• **QUOTED PASSAGE**:
>>>
Both Refsum disease and the porphyrias tend to occur more often in individuals of white hereditary lineage. The exception is porphyria cutanea tarda, which is noted among blacks of Bantu lineage (as well as whites).

Acute intermittent porphyria is most common among whites of English or Scandinavian heritage. Variegate porphyria is most common among Afrikaners, selectively concentrated in royal European lineage (eg, as documented in the popular film "The Madness Of King George"), and also present in certain large families of Great Britain, Holland, Sweden, and the United States.


Prevalence is expected to be equal between the sexes because of autosomal inheritance; however, clinical attacks may be more common in females with acute intermittent porphyria and in males with porphyria cutanea tarda. Consanguinity, causing the homozygous recessive condition, is not an uncommon cause of Refsum disease.


Initial attacks in both disease categories can occur in early childhood, but in the hepatic porphyrias, the onset is usually postpubertal. [24] Erythropoietic protoporphyria is characterized by childhood onset of acute cutaneous photosensitivity to direct sunlight.

Childhood epilepsy is an exception to the postpuberty onset rule for initial porphyric attacks in the hepatic forms. Long-term drug use in idiopathic epilepsy with inactive or latent hepatic porphyria, even in prepubertal children, is a potent activator of cytochrome P450. Liver synthesis of heme groups is accelerated, leading to high levels of porphyrins and premature porphyric crises.

Earlier-onset Refsum disease is due to a pervasive dietary risk from consuming large quantities of beef and, to a greater degree, milk. For this same reason, persisting residual deficits are typical by age 20 years. Sporadic intake of provocative drugs in latent porphyria can induce exacerbations and eventually lead to persisting residual deficits.



Prognosis in Refsum disease and the hepatic porphyrias depends entirely on the proper dietary and drug restrictions.

The patient's ability to survive an acute exacerbation depends on the adequacy of acute care (especially the care available in an intensive care unit).

Survival for infantile Refsum disease is generally 5 to 13 years and maybe until adulthood. Survival for adult Refsum disease is the fourth to fifth decade of life. Prognosis is poor in untreated or noncompliant patients. Progressive degeneration of myelinated nerve fibers and of cardiac electro-conduction pathways leads to central and peripheral neuropathic symptoms, cardiac arrhythmias, impaired vision, and hearing loss. Arrhythmias are a frequent cause of death. [1]

Survival in an acute porphyric attack depends on monitoring levels of porphyrins and the proper use of D10W and hemin infusions. Despite appropriate treatment measures, the mortality rate in acute attacks of acute intermittent porphyria may be as high as 25%.
<<<
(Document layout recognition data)
>>>
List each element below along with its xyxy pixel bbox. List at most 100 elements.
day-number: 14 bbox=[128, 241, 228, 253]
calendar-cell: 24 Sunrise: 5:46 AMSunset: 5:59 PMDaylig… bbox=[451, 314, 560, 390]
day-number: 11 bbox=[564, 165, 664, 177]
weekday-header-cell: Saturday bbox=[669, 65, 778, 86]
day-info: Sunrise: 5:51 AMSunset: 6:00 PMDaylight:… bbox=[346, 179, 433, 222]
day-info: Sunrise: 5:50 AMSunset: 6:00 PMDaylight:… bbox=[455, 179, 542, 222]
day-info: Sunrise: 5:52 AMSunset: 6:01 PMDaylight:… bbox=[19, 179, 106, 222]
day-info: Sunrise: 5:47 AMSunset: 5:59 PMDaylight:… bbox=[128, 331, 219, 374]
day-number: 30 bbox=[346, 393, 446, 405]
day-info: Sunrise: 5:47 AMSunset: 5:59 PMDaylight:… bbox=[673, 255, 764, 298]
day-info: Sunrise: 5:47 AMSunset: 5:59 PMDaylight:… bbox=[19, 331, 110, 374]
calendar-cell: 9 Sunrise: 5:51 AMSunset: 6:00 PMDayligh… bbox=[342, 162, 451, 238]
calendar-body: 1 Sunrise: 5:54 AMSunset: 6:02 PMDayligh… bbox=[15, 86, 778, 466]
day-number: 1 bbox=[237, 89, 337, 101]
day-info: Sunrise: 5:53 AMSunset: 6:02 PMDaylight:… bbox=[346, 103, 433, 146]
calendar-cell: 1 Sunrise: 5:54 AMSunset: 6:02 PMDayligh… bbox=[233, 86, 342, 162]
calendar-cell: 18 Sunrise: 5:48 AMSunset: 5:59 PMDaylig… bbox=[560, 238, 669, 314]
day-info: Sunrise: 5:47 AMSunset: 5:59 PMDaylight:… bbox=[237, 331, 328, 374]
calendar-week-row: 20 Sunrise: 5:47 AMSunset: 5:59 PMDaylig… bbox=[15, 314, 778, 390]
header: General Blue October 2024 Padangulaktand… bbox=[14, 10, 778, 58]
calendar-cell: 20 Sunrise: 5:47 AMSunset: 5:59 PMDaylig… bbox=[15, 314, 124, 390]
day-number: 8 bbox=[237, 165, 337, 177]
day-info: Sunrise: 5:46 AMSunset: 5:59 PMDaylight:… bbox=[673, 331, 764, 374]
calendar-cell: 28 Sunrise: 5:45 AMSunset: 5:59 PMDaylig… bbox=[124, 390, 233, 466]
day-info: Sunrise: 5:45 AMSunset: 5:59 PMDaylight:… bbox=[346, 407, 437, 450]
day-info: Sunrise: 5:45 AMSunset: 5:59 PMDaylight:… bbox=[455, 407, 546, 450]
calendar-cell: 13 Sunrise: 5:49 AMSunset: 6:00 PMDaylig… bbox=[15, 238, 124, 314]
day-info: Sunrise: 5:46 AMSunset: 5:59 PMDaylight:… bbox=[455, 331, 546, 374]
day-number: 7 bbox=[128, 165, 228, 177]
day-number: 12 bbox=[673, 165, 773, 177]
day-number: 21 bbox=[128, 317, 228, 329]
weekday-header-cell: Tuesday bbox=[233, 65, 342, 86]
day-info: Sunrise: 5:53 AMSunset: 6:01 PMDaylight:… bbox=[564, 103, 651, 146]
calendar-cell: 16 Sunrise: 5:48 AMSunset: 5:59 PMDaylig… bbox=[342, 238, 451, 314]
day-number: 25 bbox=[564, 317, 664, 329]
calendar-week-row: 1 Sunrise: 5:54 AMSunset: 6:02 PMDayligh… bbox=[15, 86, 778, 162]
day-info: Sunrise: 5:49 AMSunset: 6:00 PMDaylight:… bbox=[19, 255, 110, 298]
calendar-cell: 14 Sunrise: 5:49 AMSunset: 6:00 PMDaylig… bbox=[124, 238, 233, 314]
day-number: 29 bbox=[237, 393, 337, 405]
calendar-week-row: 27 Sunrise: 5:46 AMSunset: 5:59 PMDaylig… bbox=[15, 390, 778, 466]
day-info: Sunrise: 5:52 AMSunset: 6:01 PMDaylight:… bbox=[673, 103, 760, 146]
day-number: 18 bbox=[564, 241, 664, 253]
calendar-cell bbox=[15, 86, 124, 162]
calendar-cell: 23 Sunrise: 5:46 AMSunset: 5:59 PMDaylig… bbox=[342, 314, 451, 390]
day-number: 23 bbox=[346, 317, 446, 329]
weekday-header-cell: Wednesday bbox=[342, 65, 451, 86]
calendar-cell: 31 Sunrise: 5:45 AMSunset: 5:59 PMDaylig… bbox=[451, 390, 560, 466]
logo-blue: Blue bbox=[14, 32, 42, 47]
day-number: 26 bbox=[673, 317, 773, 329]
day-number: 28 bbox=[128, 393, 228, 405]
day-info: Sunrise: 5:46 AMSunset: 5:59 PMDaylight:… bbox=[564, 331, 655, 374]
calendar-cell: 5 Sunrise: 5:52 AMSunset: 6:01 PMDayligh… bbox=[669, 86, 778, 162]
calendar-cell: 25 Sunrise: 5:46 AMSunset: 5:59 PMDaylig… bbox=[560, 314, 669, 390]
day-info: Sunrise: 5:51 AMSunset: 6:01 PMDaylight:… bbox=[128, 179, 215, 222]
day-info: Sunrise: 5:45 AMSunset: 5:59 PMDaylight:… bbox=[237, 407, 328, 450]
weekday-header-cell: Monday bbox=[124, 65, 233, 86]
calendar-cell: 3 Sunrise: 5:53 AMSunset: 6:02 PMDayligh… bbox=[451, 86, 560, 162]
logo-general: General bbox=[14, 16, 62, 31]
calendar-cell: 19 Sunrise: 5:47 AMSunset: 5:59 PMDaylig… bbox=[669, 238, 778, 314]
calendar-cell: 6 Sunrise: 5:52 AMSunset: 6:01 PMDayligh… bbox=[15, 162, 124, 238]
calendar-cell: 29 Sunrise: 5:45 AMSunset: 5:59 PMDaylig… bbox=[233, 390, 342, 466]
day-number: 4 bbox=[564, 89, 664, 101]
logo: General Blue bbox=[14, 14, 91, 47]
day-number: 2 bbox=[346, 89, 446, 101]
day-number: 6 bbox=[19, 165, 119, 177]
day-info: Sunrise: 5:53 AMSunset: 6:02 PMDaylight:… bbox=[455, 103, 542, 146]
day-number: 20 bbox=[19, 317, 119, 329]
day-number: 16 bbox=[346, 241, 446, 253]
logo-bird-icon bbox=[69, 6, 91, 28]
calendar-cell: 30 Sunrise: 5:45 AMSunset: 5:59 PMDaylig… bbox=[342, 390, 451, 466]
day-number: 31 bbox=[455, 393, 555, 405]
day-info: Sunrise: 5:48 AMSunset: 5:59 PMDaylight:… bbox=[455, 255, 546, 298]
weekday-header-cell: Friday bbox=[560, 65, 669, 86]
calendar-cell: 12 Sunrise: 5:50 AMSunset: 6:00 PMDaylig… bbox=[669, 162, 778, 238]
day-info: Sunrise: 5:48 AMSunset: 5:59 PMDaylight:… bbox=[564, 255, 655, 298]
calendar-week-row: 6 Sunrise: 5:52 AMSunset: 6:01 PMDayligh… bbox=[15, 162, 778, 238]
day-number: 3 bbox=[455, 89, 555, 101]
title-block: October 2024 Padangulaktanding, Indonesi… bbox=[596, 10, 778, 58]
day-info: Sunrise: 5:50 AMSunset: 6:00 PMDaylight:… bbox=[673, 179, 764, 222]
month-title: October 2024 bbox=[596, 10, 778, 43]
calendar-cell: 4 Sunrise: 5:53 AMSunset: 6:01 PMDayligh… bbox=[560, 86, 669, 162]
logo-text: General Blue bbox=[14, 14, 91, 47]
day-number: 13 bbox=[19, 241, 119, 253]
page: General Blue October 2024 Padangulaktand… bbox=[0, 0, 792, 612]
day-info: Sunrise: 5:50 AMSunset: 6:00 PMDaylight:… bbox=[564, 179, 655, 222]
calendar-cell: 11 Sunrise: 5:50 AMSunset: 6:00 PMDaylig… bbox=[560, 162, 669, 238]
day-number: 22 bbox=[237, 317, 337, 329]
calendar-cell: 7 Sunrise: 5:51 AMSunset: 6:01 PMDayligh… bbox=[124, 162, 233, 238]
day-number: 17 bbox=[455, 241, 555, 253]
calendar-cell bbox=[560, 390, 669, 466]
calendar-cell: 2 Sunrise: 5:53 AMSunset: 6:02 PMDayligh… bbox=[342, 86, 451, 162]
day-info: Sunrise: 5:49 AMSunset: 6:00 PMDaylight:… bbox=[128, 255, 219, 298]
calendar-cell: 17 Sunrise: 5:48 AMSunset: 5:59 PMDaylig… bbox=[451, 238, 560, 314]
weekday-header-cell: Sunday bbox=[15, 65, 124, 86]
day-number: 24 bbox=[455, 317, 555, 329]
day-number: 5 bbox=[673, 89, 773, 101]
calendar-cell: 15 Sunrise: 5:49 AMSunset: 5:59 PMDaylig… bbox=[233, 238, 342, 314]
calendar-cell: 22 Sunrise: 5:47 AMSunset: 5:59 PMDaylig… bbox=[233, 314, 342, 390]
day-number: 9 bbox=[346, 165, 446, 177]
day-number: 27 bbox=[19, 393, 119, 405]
<<<
• **EXERCISES**:
1. Reproduce verbatim the part of the passage on Refsum disease and the porphyrias that runs from "Acute intermittent porphyria is" to "of Refsum disease.".
2. List every country that the passage on Refsum disease and the porphyrias names.
3. Answer these questions using the passage on Refsum disease and the porphyrias:
(a) What is the survival range given for infantile Refsum disease?
(b) How high may the mortality rate be in acute attacks of acute intermittent porphyria despite appropriate treatment?
(c) Consuming large quantities of which foods is given as the dietary risk behind earlier-onset Refsum disease?

• **TASK RESULTS**:
1.
Acute intermittent porphyria is most common among whites of English or Scandinavian heritage. Variegate porphyria is most common among Afrikaners, selectively concentrated in royal European lineage (eg, as documented in the popular film "The Madness Of King George"), and also present in certain large families of Great Britain, Holland, Sweden, and the United States.


Prevalence is expected to be equal between the sexes because of autosomal inheritance; however, clinical attacks may be more common in females with acute intermittent porphyria and in males with porphyria cutanea tarda. Consanguinity, causing the homozygous recessive condition, is not an uncommon cause of Refsum disease.

2.
Great Britain
Holland
Sweden
United States

3.
(a) Generally 5 to 13 years, and maybe until adulthood.
(b) As high as 25%.
(c) Beef and, to a greater degree, milk.